> [課題 1]: 以下のレコードのすべての行を、「番号」と「行」の2列からなるMarkdownの表に入れてください。「番号」列には行の番号を、「行」列にはその行を記入し、空行は除いてください。

____________

早いところだと7~8年前には、繊維の産地ブランドが立ち上がっている。

しかし、知る限りでは、この「繊維産地ブランド」が発展したのを見たためしがない。

個別名を出すのは忍びないが、滋賀県高島産地に産地ブランド「高島いろは」というものがある。
楊柳やクレープ素材の産地である高島の特色を生かした、繊維製品作りがこのブランドのコンセプトである。
出来上がったのが数年以上前だから取り組みは早かった。
しかし、現在は開店休業状態である。ほとんど活発な動きは見られない。

問題点は様々あるのだが、
個人的には、産地組合加盟全社での商品作りという体制がまずかったと考えている。
通常、組合とか協会団体は、最低でも20社前後の加盟がある。
この20社全社に統一した動きを取らせることなど不可能に近い。
たった数社でも全員そろっての動きは難しい。

できるなら、1社ないし2社くらいがリーダーシップを発揮して、
それを3~4社くらいの協力企業がフォローするという体制でないと、統一感のある製品ブランド作りは無理だろう。

にも関わらず、高島以降も産地ブランド、または組合加盟企業全社での活動模索は各地方都市で続いている。
同じく、滋賀県湖東産地で、産地ブランド「麻香(あさがお)」が3年ほど前に立ちあがっているが、今後の展開がまことに心配である。

____________

> [課題 2]:
上記の抜粋本文に基づき、次の問いに答えてください。
(a) 産地ブランド「高島いろは」は、どの県のどの産地のものですか。
(b) 組合や協会団体には、通常、最低でも何社前後の加盟がありますか。
(c) 湖東産地の産地ブランド「麻香(あさがお)」は、何年ほど前に立ち上がりましたか。

____________

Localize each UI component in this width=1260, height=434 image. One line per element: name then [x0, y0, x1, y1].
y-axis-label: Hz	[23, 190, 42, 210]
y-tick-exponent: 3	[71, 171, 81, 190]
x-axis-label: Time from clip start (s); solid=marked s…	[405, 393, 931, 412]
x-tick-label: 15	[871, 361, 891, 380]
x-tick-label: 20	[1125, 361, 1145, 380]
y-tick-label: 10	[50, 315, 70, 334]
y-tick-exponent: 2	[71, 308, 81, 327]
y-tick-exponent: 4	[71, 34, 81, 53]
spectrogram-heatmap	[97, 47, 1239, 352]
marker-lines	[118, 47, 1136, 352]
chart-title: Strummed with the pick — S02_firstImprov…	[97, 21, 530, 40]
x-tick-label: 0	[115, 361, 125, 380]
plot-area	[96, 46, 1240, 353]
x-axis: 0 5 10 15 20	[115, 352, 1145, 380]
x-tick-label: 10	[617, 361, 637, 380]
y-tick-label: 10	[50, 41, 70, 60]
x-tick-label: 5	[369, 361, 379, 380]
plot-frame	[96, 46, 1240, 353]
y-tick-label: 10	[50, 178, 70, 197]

____________

> [回答 1]:
| 番号 | 行 |
|---|---|
| 1 | Localize each UI component in this width=1260, height=434 image. One line per element: name then [x0, y0, x1, y1]. |
| 2 | y-axis-label: Hz	[23, 190, 42, 210] |
| 3 | y-tick-exponent: 3	[71, 171, 81, 190] |
| 4 | x-axis-label: Time from clip start (s); solid=marked s…	[405, 393, 931, 412] |
| 5 | x-tick-label: 15	[871, 361, 891, 380] |
| 6 | x-tick-label: 20	[1125, 361, 1145, 380] |
| 7 | y-tick-label: 10	[50, 315, 70, 334] |
| 8 | y-tick-exponent: 2	[71, 308, 81, 327] |
| 9 | y-tick-exponent: 4	[71, 34, 81, 53] |
| 10 | spectrogram-heatmap	[97, 47, 1239, 352] |
| 11 | marker-lines	[118, 47, 1136, 352] |
| 12 | chart-title: Strummed with the pick — S02_firstImprov…	[97, 21, 530, 40] |
| 13 | x-tick-label: 0	[115, 361, 125, 380] |
| 14 | plot-area	[96, 46, 1240, 353] |
| 15 | x-axis: 0 5 10 15 20	[115, 352, 1145, 380] |
| 16 | x-tick-label: 10	[617, 361, 637, 380] |
| 17 | y-tick-label: 10	[50, 41, 70, 60] |
| 18 | x-tick-label: 5	[369, 361, 379, 380] |
| 19 | plot-frame	[96, 46, 1240, 353] |
| 20 | y-tick-label: 10	[50, 178, 70, 197] |

> [回答 2]:
(a) 滋賀県の高島産地です。
(b) 20社前後です。
(c) 3年ほど前です。